**Figure record extracts:**

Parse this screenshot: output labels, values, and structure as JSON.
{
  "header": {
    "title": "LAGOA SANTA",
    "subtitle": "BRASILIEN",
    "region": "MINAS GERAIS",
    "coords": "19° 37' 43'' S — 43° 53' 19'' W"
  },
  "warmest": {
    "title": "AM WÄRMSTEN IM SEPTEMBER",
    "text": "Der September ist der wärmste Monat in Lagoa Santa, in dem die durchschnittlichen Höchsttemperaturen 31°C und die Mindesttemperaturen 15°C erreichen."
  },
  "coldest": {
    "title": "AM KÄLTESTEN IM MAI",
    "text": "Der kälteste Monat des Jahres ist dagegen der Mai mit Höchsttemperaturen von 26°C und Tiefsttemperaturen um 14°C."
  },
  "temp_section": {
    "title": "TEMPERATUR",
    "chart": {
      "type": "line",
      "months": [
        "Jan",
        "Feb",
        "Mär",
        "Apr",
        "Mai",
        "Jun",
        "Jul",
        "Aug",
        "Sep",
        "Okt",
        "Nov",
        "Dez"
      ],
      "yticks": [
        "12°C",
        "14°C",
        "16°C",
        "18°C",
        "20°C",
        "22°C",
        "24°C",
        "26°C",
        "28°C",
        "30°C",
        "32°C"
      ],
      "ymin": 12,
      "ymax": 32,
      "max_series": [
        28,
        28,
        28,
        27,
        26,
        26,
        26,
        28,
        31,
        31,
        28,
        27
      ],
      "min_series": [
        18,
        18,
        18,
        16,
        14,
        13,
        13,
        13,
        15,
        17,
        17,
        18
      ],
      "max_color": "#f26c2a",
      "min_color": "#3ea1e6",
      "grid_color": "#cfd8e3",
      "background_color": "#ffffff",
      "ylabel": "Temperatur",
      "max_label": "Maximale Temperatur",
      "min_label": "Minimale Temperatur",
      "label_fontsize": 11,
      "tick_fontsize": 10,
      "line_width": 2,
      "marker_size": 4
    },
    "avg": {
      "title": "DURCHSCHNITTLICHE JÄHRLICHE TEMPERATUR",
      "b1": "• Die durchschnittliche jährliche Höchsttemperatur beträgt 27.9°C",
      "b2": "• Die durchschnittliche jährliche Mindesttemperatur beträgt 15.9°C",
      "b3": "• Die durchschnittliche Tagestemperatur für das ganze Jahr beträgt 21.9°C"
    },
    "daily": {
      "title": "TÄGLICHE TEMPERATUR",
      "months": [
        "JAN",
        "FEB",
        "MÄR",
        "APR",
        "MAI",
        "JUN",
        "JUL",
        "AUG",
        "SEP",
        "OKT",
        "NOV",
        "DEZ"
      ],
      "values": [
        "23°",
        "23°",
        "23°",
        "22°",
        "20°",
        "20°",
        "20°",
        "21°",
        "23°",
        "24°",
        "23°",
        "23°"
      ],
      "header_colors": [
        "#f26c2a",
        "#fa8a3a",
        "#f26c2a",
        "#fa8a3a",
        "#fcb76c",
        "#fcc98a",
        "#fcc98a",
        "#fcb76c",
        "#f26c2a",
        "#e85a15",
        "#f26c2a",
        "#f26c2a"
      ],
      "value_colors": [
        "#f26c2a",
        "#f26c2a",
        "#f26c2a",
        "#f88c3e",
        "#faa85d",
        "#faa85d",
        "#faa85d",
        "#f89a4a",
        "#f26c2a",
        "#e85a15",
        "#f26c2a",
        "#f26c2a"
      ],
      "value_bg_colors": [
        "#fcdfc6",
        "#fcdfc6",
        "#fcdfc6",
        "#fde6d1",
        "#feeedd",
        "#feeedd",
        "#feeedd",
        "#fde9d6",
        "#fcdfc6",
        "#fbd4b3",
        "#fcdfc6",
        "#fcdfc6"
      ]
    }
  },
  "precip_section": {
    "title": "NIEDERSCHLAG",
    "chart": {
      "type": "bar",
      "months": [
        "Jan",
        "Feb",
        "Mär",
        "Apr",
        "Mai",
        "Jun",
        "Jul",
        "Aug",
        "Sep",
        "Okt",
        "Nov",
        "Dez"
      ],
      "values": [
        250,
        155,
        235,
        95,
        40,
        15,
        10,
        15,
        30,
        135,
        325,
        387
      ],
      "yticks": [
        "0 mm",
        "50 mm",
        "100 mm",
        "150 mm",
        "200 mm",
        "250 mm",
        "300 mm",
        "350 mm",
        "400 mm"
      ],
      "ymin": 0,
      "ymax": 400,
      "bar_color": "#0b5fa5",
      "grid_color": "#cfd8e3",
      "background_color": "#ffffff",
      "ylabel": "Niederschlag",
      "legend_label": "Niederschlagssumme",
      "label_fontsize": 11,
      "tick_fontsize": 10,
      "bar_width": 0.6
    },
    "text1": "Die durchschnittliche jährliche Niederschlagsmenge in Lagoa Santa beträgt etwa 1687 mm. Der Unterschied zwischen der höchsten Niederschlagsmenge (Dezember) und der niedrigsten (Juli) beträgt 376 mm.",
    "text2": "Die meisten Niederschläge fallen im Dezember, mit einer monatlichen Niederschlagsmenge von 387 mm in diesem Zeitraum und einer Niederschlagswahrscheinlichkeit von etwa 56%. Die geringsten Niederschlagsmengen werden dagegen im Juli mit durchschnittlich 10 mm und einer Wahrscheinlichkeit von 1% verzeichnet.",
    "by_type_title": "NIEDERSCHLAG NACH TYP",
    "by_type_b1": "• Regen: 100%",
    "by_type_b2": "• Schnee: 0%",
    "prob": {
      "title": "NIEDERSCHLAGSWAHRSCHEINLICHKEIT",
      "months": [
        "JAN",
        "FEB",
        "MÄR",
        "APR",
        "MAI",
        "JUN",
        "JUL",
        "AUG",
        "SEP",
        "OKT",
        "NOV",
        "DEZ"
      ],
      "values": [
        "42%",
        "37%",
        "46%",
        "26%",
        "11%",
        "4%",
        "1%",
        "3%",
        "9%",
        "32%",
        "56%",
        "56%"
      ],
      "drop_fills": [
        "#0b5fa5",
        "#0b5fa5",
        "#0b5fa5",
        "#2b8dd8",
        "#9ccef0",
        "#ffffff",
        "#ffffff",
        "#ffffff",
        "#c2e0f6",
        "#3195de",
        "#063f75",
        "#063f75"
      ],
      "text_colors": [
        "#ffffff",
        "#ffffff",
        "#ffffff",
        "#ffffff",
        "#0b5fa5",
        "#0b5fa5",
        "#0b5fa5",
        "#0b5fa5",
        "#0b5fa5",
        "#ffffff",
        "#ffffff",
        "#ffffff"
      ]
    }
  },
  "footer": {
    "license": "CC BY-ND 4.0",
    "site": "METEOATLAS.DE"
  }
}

**The problem:** Repeat each entry word for word.

**Answer in full:**
Parse this screenshot: output labels, values, and structure as JSON.
{
  "header": {
    "title": "LAGOA SANTA",
    "subtitle": "BRASILIEN",
    "region": "MINAS GERAIS",
    "coords": "19° 37' 43'' S — 43° 53' 19'' W"
  },
  "warmest": {
    "title": "AM WÄRMSTEN IM SEPTEMBER",
    "text": "Der September ist der wärmste Monat in Lagoa Santa, in dem die durchschnittlichen Höchsttemperaturen 31°C und die Mindesttemperaturen 15°C erreichen."
  },
  "coldest": {
    "title": "AM KÄLTESTEN IM MAI",
    "text": "Der kälteste Monat des Jahres ist dagegen der Mai mit Höchsttemperaturen von 26°C und Tiefsttemperaturen um 14°C."
  },
  "temp_section": {
    "title": "TEMPERATUR",
    "chart": {
      "type": "line",
      "months": [
        "Jan",
        "Feb",
        "Mär",
        "Apr",
        "Mai",
        "Jun",
        "Jul",
        "Aug",
        "Sep",
        "Okt",
        "Nov",
        "Dez"
      ],
      "yticks": [
        "12°C",
        "14°C",
        "16°C",
        "18°C",
        "20°C",
        "22°C",
        "24°C",
        "26°C",
        "28°C",
        "30°C",
        "32°C"
      ],
      "ymin": 12,
      "ymax": 32,
      "max_series": [
        28,
        28,
        28,
        27,
        26,
        26,
        26,
        28,
        31,
        31,
        28,
        27
      ],
      "min_series": [
        18,
        18,
        18,
        16,
        14,
        13,
        13,
        13,
        15,
        17,
        17,
        18
      ],
      "max_color": "#f26c2a",
      "min_color": "#3ea1e6",
      "grid_color": "#cfd8e3",
      "background_color": "#ffffff",
      "ylabel": "Temperatur",
      "max_label": "Maximale Temperatur",
      "min_label": "Minimale Temperatur",
      "label_fontsize": 11,
      "tick_fontsize": 10,
      "line_width": 2,
      "marker_size": 4
    },
    "avg": {
      "title": "DURCHSCHNITTLICHE JÄHRLICHE TEMPERATUR",
      "b1": "• Die durchschnittliche jährliche Höchsttemperatur beträgt 27.9°C",
      "b2": "• Die durchschnittliche jährliche Mindesttemperatur beträgt 15.9°C",
      "b3": "• Die durchschnittliche Tagestemperatur für das ganze Jahr beträgt 21.9°C"
    },
    "daily": {
      "title": "TÄGLICHE TEMPERATUR",
      "months": [
        "JAN",
        "FEB",
        "MÄR",
        "APR",
        "MAI",
        "JUN",
        "JUL",
        "AUG",
        "SEP",
        "OKT",
        "NOV",
        "DEZ"
      ],
      "values": [
        "23°",
        "23°",
        "23°",
        "22°",
        "20°",
        "20°",
        "20°",
        "21°",
        "23°",
        "24°",
        "23°",
        "23°"
      ],
      "header_colors": [
        "#f26c2a",
        "#fa8a3a",
        "#f26c2a",
        "#fa8a3a",
        "#fcb76c",
        "#fcc98a",
        "#fcc98a",
        "#fcb76c",
        "#f26c2a",
        "#e85a15",
        "#f26c2a",
        "#f26c2a"
      ],
      "value_colors": [
        "#f26c2a",
        "#f26c2a",
        "#f26c2a",
        "#f88c3e",
        "#faa85d",
        "#faa85d",
        "#faa85d",
        "#f89a4a",
        "#f26c2a",
        "#e85a15",
        "#f26c2a",
        "#f26c2a"
      ],
      "value_bg_colors": [
        "#fcdfc6",
        "#fcdfc6",
        "#fcdfc6",
        "#fde6d1",
        "#feeedd",
        "#feeedd",
        "#feeedd",
        "#fde9d6",
        "#fcdfc6",
        "#fbd4b3",
        "#fcdfc6",
        "#fcdfc6"
      ]
    }
  },
  "precip_section": {
    "title": "NIEDERSCHLAG",
    "chart": {
      "type": "bar",
      "months": [
        "Jan",
        "Feb",
        "Mär",
        "Apr",
        "Mai",
        "Jun",
        "Jul",
        "Aug",
        "Sep",
        "Okt",
        "Nov",
        "Dez"
      ],
      "values": [
        250,
        155,
        235,
        95,
        40,
        15,
        10,
        15,
        30,
        135,
        325,
        387
      ],
      "yticks": [
        "0 mm",
        "50 mm",
        "100 mm",
        "150 mm",
        "200 mm",
        "250 mm",
        "300 mm",
        "350 mm",
        "400 mm"
      ],
      "ymin": 0,
      "ymax": 400,
      "bar_color": "#0b5fa5",
      "grid_color": "#cfd8e3",
      "background_color": "#ffffff",
      "ylabel": "Niederschlag",
      "legend_label": "Niederschlagssumme",
      "label_fontsize": 11,
      "tick_fontsize": 10,
      "bar_width": 0.6
    },
    "text1": "Die durchschnittliche jährliche Niederschlagsmenge in Lagoa Santa beträgt etwa 1687 mm. Der Unterschied zwischen der höchsten Niederschlagsmenge (Dezember) und der niedrigsten (Juli) beträgt 376 mm.",
    "text2": "Die meisten Niederschläge fallen im Dezember, mit einer monatlichen Niederschlagsmenge von 387 mm in diesem Zeitraum und einer Niederschlagswahrscheinlichkeit von etwa 56%. Die geringsten Niederschlagsmengen werden dagegen im Juli mit durchschnittlich 10 mm und einer Wahrscheinlichkeit von 1% verzeichnet.",
    "by_type_title": "NIEDERSCHLAG NACH TYP",
    "by_type_b1": "• Regen: 100%",
    "by_type_b2": "• Schnee: 0%",
    "prob": {
      "title": "NIEDERSCHLAGSWAHRSCHEINLICHKEIT",
      "months": [
        "JAN",
        "FEB",
        "MÄR",
        "APR",
        "MAI",
        "JUN",
        "JUL",
        "AUG",
        "SEP",
        "OKT",
        "NOV",
        "DEZ"
      ],
      "values": [
        "42%",
        "37%",
        "46%",
        "26%",
        "11%",
        "4%",
        "1%",
        "3%",
        "9%",
        "32%",
        "56%",
        "56%"
      ],
      "drop_fills": [
        "#0b5fa5",
        "#0b5fa5",
        "#0b5fa5",
        "#2b8dd8",
        "#9ccef0",
        "#ffffff",
        "#ffffff",
        "#ffffff",
        "#c2e0f6",
        "#3195de",
        "#063f75",
        "#063f75"
      ],
      "text_colors": [
        "#ffffff",
        "#ffffff",
        "#ffffff",
        "#ffffff",
        "#0b5fa5",
        "#0b5fa5",
        "#0b5fa5",
        "#0b5fa5",
        "#0b5fa5",
        "#ffffff",
        "#ffffff",
        "#ffffff"
      ]
    }
  },
  "footer": {
    "license": "CC BY-ND 4.0",
    "site": "METEOATLAS.DE"
  }
}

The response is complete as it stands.